---------- Source records
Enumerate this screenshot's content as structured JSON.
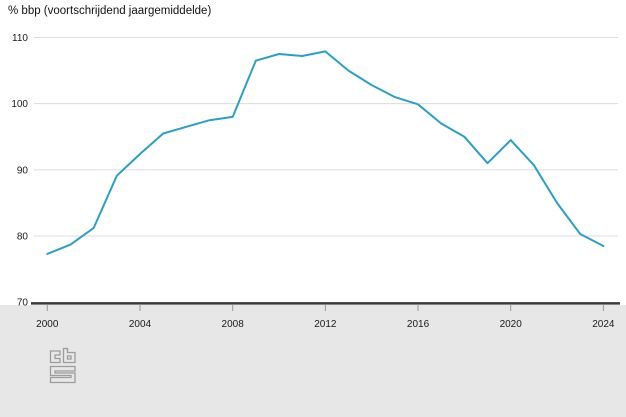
{
  "window": {
    "background_color": "#ffffff",
    "footer_background_color": "#e7e7e7"
  },
  "chart_data": {
    "type": "line",
    "title": "% bbp (voortschrijdend jaargemiddelde)",
    "x": [
      2000,
      2001,
      2002,
      2003,
      2004,
      2005,
      2006,
      2007,
      2008,
      2009,
      2010,
      2011,
      2012,
      2013,
      2014,
      2015,
      2016,
      2017,
      2018,
      2019,
      2020,
      2021,
      2022,
      2023,
      2024
    ],
    "series": [
      {
        "name": "% bbp (voortschrijdend jaargemiddelde)",
        "color": "#2ba0c4",
        "values": [
          77.3,
          78.7,
          81.2,
          89.1,
          92.4,
          95.5,
          96.5,
          97.5,
          98.0,
          106.5,
          107.5,
          107.2,
          107.9,
          105.0,
          102.8,
          101.0,
          99.9,
          97.0,
          95.0,
          91.0,
          94.5,
          90.7,
          85.0,
          80.3,
          78.5
        ]
      }
    ],
    "xlim": [
      2000,
      2024
    ],
    "ylim": [
      70,
      110
    ],
    "x_ticks": [
      2000,
      2004,
      2008,
      2012,
      2016,
      2020,
      2024
    ],
    "y_ticks": [
      70,
      80,
      90,
      100,
      110
    ],
    "grid": "horizontal gridlines at each y tick, x axis drawn as dark baseline at y=70",
    "legend": "none",
    "colors": {
      "line": "#2ba0c4",
      "gridline": "#dcdcdc",
      "axis_line": "#3a3a3a",
      "tick_mark": "#999999",
      "tick_label": "#1a1a1a",
      "title_text": "#111111"
    }
  },
  "footer": {
    "logo_icon": "cbs-logo",
    "logo_color": "#9b9b9b"
  }
}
--------------------
» **Work instructions**: Work out how many lines in the records above contain the word "jaargemiddelde", and reply with that number alone.

» **Finished task**: 2